%%
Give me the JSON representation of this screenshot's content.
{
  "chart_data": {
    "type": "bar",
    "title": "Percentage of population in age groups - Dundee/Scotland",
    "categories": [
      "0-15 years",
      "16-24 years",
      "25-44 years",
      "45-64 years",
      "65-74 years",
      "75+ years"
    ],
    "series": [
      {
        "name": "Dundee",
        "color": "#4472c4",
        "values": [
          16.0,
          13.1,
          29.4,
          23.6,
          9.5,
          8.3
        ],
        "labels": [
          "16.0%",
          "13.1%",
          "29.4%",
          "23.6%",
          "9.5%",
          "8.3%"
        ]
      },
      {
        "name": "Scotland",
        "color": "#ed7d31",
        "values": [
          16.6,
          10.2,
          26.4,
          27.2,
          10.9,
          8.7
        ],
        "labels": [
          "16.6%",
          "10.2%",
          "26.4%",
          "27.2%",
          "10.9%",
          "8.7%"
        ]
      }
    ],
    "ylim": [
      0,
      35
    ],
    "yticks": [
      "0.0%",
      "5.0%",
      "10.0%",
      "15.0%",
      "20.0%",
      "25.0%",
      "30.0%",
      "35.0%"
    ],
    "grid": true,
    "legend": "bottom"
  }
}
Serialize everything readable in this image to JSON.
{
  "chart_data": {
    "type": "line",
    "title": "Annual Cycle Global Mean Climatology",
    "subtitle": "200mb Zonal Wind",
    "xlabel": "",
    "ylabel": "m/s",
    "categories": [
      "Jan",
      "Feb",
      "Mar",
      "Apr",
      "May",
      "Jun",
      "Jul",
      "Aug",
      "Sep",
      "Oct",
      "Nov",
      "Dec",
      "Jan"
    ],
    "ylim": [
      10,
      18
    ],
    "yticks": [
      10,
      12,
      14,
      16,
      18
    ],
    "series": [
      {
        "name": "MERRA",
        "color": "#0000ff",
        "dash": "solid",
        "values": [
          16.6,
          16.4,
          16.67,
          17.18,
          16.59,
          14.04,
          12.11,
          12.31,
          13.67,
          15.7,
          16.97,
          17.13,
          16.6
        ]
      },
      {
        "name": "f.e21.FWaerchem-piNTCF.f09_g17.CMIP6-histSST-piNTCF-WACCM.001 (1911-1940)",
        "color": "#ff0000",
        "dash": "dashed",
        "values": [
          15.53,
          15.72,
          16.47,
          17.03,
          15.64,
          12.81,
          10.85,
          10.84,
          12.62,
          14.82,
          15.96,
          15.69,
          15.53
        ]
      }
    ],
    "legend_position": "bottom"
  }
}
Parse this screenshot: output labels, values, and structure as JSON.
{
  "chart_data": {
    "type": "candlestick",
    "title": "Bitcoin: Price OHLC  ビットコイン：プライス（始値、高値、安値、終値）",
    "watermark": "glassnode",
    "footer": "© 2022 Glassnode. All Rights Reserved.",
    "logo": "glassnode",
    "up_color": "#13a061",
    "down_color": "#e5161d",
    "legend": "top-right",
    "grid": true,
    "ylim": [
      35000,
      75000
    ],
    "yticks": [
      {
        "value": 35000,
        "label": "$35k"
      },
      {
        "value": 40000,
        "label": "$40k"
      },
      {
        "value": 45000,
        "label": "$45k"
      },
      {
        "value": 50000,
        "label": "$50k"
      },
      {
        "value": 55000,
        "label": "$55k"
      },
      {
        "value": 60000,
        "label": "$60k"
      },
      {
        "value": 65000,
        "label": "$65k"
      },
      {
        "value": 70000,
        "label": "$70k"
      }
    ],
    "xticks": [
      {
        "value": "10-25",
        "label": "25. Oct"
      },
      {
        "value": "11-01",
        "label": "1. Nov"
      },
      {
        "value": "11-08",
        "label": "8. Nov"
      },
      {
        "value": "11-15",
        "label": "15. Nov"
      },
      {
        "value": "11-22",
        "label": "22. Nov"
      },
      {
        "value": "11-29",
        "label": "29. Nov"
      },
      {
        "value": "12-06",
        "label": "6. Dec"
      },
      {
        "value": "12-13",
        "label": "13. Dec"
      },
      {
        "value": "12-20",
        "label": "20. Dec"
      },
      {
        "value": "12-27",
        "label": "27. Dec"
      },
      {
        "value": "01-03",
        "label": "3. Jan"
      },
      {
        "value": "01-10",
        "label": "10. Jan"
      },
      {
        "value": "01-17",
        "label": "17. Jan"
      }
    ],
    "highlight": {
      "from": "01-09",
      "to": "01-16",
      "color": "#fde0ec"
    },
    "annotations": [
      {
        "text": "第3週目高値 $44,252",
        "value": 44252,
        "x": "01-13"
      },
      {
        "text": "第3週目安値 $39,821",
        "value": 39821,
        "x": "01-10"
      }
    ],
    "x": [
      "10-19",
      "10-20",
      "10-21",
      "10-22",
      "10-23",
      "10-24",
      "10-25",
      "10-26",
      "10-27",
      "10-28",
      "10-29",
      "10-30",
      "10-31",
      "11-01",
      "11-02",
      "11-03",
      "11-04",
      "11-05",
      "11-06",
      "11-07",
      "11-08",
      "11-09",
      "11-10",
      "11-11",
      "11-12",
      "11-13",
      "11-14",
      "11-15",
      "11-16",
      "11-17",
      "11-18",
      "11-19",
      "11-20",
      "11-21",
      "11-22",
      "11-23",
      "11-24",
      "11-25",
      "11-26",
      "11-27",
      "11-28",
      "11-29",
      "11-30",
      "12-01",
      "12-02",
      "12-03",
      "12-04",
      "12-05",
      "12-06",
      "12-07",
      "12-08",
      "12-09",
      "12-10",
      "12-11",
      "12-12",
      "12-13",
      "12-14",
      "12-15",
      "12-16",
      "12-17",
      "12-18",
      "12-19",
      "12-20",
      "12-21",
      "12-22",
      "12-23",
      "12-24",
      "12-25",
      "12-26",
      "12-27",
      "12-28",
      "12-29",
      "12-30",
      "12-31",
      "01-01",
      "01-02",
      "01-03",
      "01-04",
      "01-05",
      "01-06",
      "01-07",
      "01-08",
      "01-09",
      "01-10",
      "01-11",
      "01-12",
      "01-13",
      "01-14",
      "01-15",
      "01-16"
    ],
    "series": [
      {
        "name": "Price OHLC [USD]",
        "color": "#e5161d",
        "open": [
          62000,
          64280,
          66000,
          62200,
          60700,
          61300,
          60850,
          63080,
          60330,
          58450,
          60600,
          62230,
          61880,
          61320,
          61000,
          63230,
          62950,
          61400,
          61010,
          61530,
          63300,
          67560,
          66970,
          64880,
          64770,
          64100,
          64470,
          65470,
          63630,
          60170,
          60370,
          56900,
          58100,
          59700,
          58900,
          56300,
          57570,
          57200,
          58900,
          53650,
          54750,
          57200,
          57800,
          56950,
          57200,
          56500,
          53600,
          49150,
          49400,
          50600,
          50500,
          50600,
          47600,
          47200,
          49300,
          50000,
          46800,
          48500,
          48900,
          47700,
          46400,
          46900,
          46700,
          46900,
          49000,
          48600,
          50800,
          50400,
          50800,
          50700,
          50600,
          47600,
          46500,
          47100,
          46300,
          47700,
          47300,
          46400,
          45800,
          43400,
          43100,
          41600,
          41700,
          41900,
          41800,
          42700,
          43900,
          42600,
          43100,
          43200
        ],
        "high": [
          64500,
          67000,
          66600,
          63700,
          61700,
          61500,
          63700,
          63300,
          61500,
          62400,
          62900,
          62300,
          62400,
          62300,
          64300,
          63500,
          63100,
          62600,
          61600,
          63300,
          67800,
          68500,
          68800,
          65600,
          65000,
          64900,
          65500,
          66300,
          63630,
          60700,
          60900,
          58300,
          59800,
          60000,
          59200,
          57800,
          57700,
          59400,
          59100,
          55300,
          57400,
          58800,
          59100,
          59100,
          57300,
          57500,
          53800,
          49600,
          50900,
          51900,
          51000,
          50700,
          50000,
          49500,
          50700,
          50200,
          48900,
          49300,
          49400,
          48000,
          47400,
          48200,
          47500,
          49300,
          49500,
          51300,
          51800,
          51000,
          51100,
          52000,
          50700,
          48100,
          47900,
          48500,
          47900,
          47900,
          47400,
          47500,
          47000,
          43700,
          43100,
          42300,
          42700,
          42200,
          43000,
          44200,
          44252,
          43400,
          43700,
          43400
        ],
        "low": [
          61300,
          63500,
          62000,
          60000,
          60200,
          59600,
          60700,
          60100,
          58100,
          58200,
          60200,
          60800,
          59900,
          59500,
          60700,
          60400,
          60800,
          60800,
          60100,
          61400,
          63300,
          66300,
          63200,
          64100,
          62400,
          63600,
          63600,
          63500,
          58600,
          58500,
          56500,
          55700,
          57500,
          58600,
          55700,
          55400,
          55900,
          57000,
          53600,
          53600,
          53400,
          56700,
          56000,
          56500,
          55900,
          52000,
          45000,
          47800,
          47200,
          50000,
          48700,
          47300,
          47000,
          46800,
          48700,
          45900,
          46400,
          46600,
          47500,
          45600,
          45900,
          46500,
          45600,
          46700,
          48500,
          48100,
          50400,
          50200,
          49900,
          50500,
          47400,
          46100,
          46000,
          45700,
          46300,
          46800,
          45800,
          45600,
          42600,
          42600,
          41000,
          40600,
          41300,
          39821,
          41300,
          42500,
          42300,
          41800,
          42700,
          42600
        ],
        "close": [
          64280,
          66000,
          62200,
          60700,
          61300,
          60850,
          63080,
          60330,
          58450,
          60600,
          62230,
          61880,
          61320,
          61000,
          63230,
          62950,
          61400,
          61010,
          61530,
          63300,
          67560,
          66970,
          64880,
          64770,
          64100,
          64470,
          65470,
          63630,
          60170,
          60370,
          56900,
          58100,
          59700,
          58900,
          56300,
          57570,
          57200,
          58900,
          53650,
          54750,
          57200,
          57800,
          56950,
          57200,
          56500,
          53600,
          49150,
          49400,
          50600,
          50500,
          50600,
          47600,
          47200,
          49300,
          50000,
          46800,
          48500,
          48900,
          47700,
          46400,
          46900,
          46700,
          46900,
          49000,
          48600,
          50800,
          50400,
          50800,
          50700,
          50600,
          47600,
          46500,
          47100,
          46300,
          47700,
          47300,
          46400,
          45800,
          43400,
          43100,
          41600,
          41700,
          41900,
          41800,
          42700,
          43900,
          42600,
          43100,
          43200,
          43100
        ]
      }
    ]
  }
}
%%
> **Task directions**
Look over the material above and show each line where "bottom" appears.

> **Problem solution**
    "legend": "bottom"
    "legend_position": "bottom"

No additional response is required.